[YOUR OBJECTIVE]:
Where a line in the listing below contains the word "auctor", copy that line.

* START RAW DATA *

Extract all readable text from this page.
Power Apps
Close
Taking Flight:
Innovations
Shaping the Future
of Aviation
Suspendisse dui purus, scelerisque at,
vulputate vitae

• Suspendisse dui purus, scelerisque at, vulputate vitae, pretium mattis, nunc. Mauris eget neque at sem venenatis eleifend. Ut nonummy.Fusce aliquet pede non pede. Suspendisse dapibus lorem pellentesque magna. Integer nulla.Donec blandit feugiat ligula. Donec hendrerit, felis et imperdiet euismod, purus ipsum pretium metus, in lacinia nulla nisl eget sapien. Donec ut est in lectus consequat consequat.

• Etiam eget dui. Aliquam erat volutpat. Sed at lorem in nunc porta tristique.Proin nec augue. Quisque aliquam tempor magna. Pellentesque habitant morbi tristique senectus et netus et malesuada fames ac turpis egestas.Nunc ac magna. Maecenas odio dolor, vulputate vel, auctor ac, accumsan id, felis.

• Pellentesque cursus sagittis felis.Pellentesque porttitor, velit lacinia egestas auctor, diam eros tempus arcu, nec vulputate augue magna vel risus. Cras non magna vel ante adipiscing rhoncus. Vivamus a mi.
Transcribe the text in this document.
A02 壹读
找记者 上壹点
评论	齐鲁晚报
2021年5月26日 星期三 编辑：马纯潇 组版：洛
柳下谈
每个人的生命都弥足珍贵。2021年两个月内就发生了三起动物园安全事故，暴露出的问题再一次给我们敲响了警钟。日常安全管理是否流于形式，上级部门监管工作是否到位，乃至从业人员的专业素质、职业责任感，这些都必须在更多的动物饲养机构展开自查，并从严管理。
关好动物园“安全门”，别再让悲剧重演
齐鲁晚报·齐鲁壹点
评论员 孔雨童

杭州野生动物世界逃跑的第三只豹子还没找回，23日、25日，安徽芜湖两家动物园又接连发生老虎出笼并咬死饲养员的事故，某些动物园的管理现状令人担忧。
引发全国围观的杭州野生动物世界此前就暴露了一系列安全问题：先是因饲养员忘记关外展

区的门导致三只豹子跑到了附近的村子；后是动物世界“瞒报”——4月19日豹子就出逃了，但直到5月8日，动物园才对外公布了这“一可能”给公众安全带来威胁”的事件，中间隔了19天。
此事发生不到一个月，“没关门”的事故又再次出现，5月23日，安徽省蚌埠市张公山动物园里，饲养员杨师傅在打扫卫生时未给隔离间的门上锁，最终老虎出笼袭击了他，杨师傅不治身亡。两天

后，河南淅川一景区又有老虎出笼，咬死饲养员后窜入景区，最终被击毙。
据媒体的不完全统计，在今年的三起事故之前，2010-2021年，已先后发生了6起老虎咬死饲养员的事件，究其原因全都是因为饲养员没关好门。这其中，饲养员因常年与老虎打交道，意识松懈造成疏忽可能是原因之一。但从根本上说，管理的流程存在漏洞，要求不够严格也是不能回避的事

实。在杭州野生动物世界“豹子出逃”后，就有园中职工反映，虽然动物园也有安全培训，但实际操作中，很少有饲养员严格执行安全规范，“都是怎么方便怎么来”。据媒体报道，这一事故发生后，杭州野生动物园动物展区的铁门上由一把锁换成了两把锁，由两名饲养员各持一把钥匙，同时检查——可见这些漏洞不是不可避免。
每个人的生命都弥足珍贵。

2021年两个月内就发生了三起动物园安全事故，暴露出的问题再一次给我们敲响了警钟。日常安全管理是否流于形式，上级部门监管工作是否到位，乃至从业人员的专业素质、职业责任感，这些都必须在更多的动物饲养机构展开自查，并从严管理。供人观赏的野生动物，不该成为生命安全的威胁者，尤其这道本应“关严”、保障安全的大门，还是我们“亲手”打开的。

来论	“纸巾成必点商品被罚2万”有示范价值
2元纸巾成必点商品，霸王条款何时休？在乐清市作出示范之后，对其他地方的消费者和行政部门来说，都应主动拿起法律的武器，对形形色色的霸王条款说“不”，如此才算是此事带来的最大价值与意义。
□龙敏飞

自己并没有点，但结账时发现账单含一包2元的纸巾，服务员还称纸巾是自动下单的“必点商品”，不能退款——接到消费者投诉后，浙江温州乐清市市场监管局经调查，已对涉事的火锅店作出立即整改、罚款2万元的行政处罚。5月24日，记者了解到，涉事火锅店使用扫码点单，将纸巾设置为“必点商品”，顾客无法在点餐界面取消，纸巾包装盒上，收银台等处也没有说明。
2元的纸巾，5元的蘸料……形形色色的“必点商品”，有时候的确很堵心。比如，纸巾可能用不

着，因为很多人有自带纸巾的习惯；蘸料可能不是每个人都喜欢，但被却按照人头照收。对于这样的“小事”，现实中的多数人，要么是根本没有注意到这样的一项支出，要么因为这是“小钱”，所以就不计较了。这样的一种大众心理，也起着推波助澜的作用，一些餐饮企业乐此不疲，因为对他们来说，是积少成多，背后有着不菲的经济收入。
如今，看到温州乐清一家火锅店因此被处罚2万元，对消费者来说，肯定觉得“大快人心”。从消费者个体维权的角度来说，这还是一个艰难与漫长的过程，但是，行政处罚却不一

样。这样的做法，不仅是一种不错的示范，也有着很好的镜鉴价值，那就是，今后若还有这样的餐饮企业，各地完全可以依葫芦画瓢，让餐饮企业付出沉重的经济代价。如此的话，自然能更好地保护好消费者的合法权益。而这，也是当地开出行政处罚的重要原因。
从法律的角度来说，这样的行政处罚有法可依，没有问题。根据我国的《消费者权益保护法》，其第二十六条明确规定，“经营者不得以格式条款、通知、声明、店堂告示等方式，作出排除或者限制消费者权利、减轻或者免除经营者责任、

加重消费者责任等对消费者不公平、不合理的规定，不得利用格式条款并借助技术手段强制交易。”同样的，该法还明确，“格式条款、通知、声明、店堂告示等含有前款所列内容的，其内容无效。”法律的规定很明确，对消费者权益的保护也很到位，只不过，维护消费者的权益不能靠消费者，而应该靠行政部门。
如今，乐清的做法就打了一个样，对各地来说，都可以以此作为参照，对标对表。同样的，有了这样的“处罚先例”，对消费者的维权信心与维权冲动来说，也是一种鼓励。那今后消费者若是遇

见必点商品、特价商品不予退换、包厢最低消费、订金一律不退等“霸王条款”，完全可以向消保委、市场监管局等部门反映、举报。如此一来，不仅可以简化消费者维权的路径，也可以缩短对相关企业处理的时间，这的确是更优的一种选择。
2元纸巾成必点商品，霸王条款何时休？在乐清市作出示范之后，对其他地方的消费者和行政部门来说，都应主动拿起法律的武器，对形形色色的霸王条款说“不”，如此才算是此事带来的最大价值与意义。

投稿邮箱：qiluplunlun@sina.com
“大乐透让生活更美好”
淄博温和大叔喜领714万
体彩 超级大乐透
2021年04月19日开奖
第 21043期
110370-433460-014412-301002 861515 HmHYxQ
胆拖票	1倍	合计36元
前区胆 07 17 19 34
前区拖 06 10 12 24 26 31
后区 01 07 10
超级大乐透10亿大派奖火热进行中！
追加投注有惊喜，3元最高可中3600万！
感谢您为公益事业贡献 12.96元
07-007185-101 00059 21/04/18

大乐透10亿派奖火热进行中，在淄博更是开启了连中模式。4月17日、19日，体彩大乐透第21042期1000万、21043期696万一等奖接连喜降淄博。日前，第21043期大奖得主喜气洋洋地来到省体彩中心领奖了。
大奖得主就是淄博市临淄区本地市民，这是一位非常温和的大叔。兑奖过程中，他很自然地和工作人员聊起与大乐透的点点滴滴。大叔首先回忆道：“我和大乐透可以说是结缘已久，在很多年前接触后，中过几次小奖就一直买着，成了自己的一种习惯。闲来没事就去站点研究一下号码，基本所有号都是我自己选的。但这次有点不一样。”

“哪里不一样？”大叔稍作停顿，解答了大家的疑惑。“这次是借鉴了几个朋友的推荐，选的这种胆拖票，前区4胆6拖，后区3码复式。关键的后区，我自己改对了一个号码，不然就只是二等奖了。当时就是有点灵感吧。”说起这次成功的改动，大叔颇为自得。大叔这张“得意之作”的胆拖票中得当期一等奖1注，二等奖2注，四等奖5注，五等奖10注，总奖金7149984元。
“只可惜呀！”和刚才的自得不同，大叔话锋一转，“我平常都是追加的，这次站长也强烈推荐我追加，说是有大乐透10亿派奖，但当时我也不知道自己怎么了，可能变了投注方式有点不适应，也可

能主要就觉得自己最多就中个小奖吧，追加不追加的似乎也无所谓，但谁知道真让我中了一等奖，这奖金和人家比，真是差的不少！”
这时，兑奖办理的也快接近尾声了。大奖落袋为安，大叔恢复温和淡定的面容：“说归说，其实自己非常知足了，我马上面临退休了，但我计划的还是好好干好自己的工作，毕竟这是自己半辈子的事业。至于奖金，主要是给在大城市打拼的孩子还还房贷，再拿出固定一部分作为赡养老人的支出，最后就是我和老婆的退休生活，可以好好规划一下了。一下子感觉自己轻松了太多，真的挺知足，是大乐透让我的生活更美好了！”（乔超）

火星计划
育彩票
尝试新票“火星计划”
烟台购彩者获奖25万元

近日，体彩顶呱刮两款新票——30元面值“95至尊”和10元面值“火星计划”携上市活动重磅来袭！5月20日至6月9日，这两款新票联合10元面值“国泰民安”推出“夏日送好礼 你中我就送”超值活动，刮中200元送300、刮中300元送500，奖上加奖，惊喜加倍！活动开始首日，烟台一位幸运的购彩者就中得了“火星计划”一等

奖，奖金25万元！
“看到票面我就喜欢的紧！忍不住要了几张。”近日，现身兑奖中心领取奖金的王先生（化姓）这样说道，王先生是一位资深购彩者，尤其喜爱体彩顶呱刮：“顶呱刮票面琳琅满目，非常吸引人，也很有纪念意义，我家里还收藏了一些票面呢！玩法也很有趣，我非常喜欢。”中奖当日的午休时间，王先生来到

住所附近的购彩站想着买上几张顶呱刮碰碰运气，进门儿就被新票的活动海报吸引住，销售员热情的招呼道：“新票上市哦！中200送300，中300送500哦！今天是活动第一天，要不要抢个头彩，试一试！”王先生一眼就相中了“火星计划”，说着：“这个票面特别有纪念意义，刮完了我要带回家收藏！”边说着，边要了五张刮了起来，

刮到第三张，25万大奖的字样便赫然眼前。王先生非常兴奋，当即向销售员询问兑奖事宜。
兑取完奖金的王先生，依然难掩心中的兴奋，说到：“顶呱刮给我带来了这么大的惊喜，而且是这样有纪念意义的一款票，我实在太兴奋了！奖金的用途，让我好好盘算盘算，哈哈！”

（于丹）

* END RAW DATA *

[ANSWER TO THIS EXERCISE]:
• Etiam eget dui. Aliquam erat volutpat. Sed at lorem in nunc porta tristique.Proin nec augue. Quisque aliquam tempor magna. Pellentesque habitant morbi tristique senectus et netus et malesuada fames ac turpis egestas.Nunc ac magna. Maecenas odio dolor, vulputate vel, auctor ac, accumsan id, felis.
• Pellentesque cursus sagittis felis.Pellentesque porttitor, velit lacinia egestas auctor, diam eros tempus arcu, nec vulputate augue magna vel risus. Cras non magna vel ante adipiscing rhoncus. Vivamus a mi.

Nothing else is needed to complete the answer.